EXTRACTED RECORDS:
>>>

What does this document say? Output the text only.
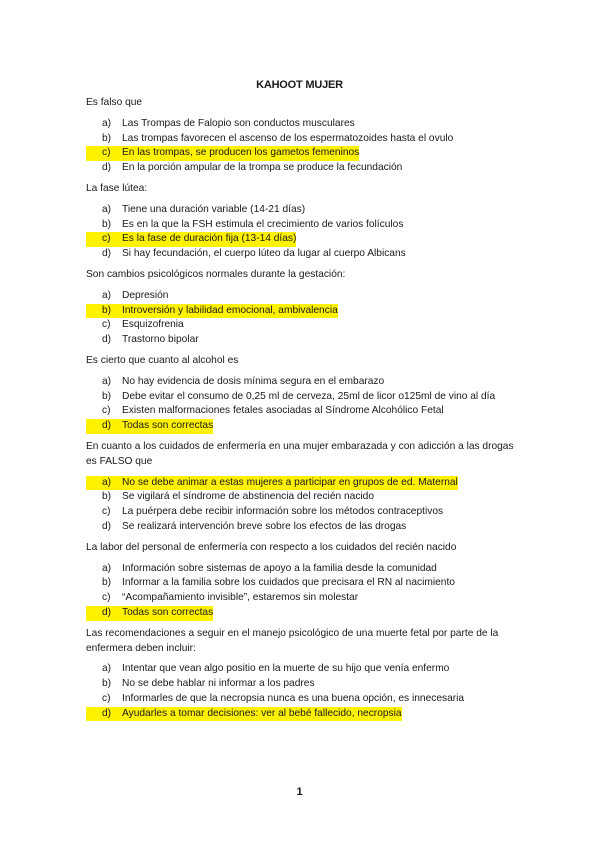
KAHOOT MUJER

Es falso que

a)	Las Trompas de Falopio son conductos musculares
b)	Las trompas favorecen el ascenso de los espermatozoides hasta el ovulo
c)	En las trompas, se producen los gametos femeninos
d)	En la porción ampular de la trompa se produce la fecundación

La fase lútea:

a)	Tiene una duración variable (14-21 días)
b)	Es en la que la FSH estimula el crecimiento de varios folículos
c)	Es la fase de duración fija (13-14 días)
d)	Si hay fecundación, el cuerpo lúteo da lugar al cuerpo Albicans

Son cambios psicológicos normales durante la gestación:

a)	Depresión
b)	Introversión y labilidad emocional, ambivalencia
c)	Esquizofrenia
d)	Trastorno bipolar

Es cierto que cuanto al alcohol es

a)	No hay evidencia de dosis mínima segura en el embarazo
b)	Debe evitar el consumo de 0,25 ml de cerveza, 25ml de licor o125ml de vino al día
c)	Existen malformaciones fetales asociadas al Síndrome Alcohólico Fetal
d)	Todas son correctas

En cuanto a los cuidados de enfermería en una mujer embarazada y con adicción a las drogas es FALSO que

a)	No se debe animar a estas mujeres a participar en grupos de ed. Maternal
b)	Se vigilará el síndrome de abstinencia del recién nacido
c)	La puérpera debe recibir información sobre los métodos contraceptivos
d)	Se realizará intervención breve sobre los efectos de las drogas

La labor del personal de enfermería con respecto a los cuidados del recién nacido

a)	Información sobre sistemas de apoyo a la familia desde la comunidad
b)	Informar a la familia sobre los cuidados que precisara el RN al nacimiento
c)	“Acompañamiento invisible”, estaremos sin molestar
d)	Todas son correctas

Las recomendaciones a seguir en el manejo psicológico de una muerte fetal por parte de la enfermera deben incluir:

a)	Intentar que vean algo positio en la muerte de su hijo que venía enfermo
b)	No se debe hablar ni informar a los padres
c)	Informarles de que la necropsia nunca es una buena opción, es innecesaria
d)	Ayudarles a tomar decisiones: ver al bebé fallecido, necropsia
1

<<<

JOB: Repeat each entry above word for word, leaving every picture out.

EXERCISE SOLUTION:
What does this document say? Output the text only.
KAHOOT MUJER

Es falso que

a)	Las Trompas de Falopio son conductos musculares
b)	Las trompas favorecen el ascenso de los espermatozoides hasta el ovulo
c)	En las trompas, se producen los gametos femeninos
d)	En la porción ampular de la trompa se produce la fecundación

La fase lútea:

a)	Tiene una duración variable (14-21 días)
b)	Es en la que la FSH estimula el crecimiento de varios folículos
c)	Es la fase de duración fija (13-14 días)
d)	Si hay fecundación, el cuerpo lúteo da lugar al cuerpo Albicans

Son cambios psicológicos normales durante la gestación:

a)	Depresión
b)	Introversión y labilidad emocional, ambivalencia
c)	Esquizofrenia
d)	Trastorno bipolar

Es cierto que cuanto al alcohol es

a)	No hay evidencia de dosis mínima segura en el embarazo
b)	Debe evitar el consumo de 0,25 ml de cerveza, 25ml de licor o125ml de vino al día
c)	Existen malformaciones fetales asociadas al Síndrome Alcohólico Fetal
d)	Todas son correctas

En cuanto a los cuidados de enfermería en una mujer embarazada y con adicción a las drogas es FALSO que

a)	No se debe animar a estas mujeres a participar en grupos de ed. Maternal
b)	Se vigilará el síndrome de abstinencia del recién nacido
c)	La puérpera debe recibir información sobre los métodos contraceptivos
d)	Se realizará intervención breve sobre los efectos de las drogas

La labor del personal de enfermería con respecto a los cuidados del recién nacido

a)	Información sobre sistemas de apoyo a la familia desde la comunidad
b)	Informar a la familia sobre los cuidados que precisara el RN al nacimiento
c)	“Acompañamiento invisible”, estaremos sin molestar
d)	Todas son correctas

Las recomendaciones a seguir en el manejo psicológico de una muerte fetal por parte de la enfermera deben incluir:

a)	Intentar que vean algo positio en la muerte de su hijo que venía enfermo
b)	No se debe hablar ni informar a los padres
c)	Informarles de que la necropsia nunca es una buena opción, es innecesaria
d)	Ayudarles a tomar decisiones: ver al bebé fallecido, necropsia
1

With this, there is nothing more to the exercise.